* [Problem to solve]:
Copy out every row below word for word, keeping each line whole and in the same order.

— START Input —

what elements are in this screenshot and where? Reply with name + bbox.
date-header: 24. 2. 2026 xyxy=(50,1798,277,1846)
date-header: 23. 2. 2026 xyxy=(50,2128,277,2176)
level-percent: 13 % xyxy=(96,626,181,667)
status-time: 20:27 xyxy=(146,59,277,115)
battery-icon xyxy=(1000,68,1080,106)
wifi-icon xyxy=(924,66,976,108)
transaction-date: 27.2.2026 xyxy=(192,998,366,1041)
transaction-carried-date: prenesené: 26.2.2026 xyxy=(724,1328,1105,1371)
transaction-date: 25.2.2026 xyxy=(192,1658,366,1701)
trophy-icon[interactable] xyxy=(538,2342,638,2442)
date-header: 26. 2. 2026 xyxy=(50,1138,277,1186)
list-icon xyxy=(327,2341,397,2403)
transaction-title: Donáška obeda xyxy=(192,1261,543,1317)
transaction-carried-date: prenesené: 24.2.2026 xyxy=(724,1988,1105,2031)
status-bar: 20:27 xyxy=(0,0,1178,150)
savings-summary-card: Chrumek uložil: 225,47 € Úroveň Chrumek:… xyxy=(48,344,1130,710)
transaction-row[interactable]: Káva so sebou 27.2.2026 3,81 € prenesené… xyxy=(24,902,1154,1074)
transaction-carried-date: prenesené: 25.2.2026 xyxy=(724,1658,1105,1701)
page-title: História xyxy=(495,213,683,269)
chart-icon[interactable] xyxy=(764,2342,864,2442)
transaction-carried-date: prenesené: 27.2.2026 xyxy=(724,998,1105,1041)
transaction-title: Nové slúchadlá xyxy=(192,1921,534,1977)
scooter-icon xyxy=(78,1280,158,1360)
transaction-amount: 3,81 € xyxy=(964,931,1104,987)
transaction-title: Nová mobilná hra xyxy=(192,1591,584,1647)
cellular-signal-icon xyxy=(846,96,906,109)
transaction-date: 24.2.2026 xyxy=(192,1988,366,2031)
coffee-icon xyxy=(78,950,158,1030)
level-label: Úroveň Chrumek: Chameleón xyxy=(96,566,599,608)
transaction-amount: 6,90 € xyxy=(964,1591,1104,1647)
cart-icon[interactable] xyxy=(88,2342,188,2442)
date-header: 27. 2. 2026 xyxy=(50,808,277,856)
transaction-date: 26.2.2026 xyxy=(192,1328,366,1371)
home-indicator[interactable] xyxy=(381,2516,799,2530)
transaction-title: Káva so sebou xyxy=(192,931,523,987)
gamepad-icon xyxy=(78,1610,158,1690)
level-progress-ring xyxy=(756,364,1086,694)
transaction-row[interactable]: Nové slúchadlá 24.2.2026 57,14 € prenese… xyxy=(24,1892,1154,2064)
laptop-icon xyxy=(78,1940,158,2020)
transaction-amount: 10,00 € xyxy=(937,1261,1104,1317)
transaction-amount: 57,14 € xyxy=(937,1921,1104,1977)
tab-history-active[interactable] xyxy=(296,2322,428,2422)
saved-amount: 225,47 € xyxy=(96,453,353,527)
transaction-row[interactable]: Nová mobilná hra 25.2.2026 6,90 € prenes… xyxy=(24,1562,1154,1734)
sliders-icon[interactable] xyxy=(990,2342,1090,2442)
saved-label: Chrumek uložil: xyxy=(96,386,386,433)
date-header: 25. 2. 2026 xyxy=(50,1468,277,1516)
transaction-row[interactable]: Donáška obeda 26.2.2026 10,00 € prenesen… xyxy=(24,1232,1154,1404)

— END Input —

* [Output below]:
what elements are in this screenshot and where? Reply with name + bbox.
date-header: 24. 2. 2026 xyxy=(50,1798,277,1846)
date-header: 23. 2. 2026 xyxy=(50,2128,277,2176)
level-percent: 13 % xyxy=(96,626,181,667)
status-time: 20:27 xyxy=(146,59,277,115)
battery-icon xyxy=(1000,68,1080,106)
wifi-icon xyxy=(924,66,976,108)
transaction-date: 27.2.2026 xyxy=(192,998,366,1041)
transaction-carried-date: prenesené: 26.2.2026 xyxy=(724,1328,1105,1371)
transaction-date: 25.2.2026 xyxy=(192,1658,366,1701)
trophy-icon[interactable] xyxy=(538,2342,638,2442)
date-header: 26. 2. 2026 xyxy=(50,1138,277,1186)
list-icon xyxy=(327,2341,397,2403)
transaction-title: Donáška obeda xyxy=(192,1261,543,1317)
transaction-carried-date: prenesené: 24.2.2026 xyxy=(724,1988,1105,2031)
status-bar: 20:27 xyxy=(0,0,1178,150)
savings-summary-card: Chrumek uložil: 225,47 € Úroveň Chrumek:… xyxy=(48,344,1130,710)
transaction-row[interactable]: Káva so sebou 27.2.2026 3,81 € prenesené… xyxy=(24,902,1154,1074)
transaction-carried-date: prenesené: 25.2.2026 xyxy=(724,1658,1105,1701)
page-title: História xyxy=(495,213,683,269)
chart-icon[interactable] xyxy=(764,2342,864,2442)
transaction-carried-date: prenesené: 27.2.2026 xyxy=(724,998,1105,1041)
transaction-title: Nové slúchadlá xyxy=(192,1921,534,1977)
scooter-icon xyxy=(78,1280,158,1360)
transaction-amount: 3,81 € xyxy=(964,931,1104,987)
transaction-title: Nová mobilná hra xyxy=(192,1591,584,1647)
cellular-signal-icon xyxy=(846,96,906,109)
transaction-date: 24.2.2026 xyxy=(192,1988,366,2031)
coffee-icon xyxy=(78,950,158,1030)
level-label: Úroveň Chrumek: Chameleón xyxy=(96,566,599,608)
transaction-amount: 6,90 € xyxy=(964,1591,1104,1647)
cart-icon[interactable] xyxy=(88,2342,188,2442)
date-header: 27. 2. 2026 xyxy=(50,808,277,856)
transaction-date: 26.2.2026 xyxy=(192,1328,366,1371)
home-indicator[interactable] xyxy=(381,2516,799,2530)
transaction-title: Káva so sebou xyxy=(192,931,523,987)
gamepad-icon xyxy=(78,1610,158,1690)
level-progress-ring xyxy=(756,364,1086,694)
transaction-row[interactable]: Nové slúchadlá 24.2.2026 57,14 € prenese… xyxy=(24,1892,1154,2064)
laptop-icon xyxy=(78,1940,158,2020)
transaction-amount: 10,00 € xyxy=(937,1261,1104,1317)
transaction-amount: 57,14 € xyxy=(937,1921,1104,1977)
tab-history-active[interactable] xyxy=(296,2322,428,2422)
saved-amount: 225,47 € xyxy=(96,453,353,527)
transaction-row[interactable]: Nová mobilná hra 25.2.2026 6,90 € prenes… xyxy=(24,1562,1154,1734)
sliders-icon[interactable] xyxy=(990,2342,1090,2442)
saved-label: Chrumek uložil: xyxy=(96,386,386,433)
date-header: 25. 2. 2026 xyxy=(50,1468,277,1516)
transaction-row[interactable]: Donáška obeda 26.2.2026 10,00 € prenesen… xyxy=(24,1232,1154,1404)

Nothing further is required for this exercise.